OBJECTIVE »
Find each line holding the word "Especiales" and give the number of such lines, nothing else.
--- Begin SUPPLIED RECORDS ---
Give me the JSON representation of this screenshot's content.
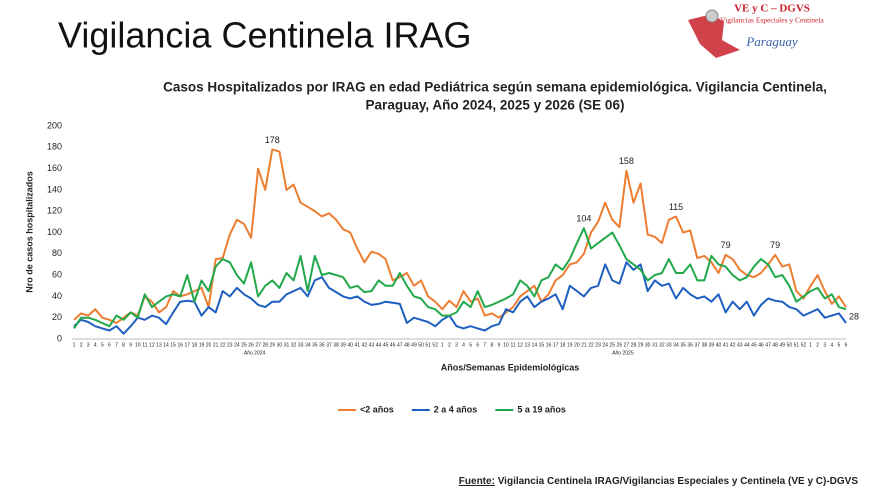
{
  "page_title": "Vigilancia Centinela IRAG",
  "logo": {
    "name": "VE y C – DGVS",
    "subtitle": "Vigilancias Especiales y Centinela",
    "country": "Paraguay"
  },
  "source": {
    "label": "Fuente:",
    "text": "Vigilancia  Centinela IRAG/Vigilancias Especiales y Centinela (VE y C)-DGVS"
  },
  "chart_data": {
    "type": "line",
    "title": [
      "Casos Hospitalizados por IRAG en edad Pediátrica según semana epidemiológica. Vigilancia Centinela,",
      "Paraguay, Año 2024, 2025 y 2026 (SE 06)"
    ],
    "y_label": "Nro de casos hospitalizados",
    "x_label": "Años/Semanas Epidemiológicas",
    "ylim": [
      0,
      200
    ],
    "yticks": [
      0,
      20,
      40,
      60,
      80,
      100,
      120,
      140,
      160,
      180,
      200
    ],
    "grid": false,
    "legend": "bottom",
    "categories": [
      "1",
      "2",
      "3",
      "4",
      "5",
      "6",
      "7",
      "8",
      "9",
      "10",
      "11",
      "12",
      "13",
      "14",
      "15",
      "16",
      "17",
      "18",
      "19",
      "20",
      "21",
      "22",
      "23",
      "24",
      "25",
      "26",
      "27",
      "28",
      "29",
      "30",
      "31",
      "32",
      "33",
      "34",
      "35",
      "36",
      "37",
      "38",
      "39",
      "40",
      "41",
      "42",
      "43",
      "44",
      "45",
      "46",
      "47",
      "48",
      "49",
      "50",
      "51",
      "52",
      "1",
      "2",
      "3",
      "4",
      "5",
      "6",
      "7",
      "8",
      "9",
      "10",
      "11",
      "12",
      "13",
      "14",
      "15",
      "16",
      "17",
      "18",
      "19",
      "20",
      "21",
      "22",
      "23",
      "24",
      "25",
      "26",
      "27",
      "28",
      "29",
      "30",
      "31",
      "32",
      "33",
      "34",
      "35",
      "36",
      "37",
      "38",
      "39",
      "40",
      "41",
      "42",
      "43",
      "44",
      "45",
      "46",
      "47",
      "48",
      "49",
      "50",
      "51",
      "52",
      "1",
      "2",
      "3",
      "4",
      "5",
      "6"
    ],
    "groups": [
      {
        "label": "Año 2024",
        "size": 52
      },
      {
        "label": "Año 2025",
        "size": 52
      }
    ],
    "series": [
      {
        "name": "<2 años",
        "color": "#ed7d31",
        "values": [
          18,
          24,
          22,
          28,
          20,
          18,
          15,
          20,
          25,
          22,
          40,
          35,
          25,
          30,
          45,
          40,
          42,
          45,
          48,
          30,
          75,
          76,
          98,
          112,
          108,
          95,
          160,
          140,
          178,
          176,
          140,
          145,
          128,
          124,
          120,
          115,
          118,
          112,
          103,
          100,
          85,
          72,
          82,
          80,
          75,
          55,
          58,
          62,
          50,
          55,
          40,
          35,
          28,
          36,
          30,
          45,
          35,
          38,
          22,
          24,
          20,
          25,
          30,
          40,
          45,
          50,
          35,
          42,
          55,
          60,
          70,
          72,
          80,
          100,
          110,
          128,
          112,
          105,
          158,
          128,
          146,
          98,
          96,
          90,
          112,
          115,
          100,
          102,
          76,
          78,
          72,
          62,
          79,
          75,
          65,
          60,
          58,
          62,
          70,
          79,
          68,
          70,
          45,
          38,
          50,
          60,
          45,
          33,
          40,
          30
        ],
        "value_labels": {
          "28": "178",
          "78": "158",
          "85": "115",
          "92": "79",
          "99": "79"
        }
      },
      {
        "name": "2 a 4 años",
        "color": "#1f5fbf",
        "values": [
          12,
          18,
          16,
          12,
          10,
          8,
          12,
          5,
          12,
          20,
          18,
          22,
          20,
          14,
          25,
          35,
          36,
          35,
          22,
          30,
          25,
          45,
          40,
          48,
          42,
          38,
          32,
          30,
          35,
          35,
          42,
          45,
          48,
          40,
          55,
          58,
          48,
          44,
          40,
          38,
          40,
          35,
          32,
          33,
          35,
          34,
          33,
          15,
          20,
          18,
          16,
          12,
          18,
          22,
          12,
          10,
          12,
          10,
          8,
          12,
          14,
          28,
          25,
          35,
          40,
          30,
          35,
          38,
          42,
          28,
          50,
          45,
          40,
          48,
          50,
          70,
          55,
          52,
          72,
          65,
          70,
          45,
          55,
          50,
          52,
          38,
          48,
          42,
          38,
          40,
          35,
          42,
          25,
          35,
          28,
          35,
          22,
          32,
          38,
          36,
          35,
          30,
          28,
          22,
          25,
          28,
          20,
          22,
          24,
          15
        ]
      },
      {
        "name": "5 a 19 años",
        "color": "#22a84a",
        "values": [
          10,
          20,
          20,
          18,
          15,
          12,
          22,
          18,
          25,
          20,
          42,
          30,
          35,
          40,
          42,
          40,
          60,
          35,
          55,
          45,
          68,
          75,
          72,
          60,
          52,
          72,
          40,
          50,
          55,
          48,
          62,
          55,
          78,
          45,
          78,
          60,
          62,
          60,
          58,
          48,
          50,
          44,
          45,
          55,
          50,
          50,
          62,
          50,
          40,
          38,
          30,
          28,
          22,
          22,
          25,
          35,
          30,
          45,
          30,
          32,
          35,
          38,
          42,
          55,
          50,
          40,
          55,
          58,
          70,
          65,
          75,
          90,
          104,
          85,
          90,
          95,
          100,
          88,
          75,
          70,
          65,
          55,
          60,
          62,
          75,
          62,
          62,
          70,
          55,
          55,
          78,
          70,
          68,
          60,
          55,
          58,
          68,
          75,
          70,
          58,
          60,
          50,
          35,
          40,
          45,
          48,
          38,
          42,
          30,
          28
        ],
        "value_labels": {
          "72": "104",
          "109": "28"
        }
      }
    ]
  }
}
--- End SUPPLIED RECORDS ---
WRITTEN RESPONSE »
2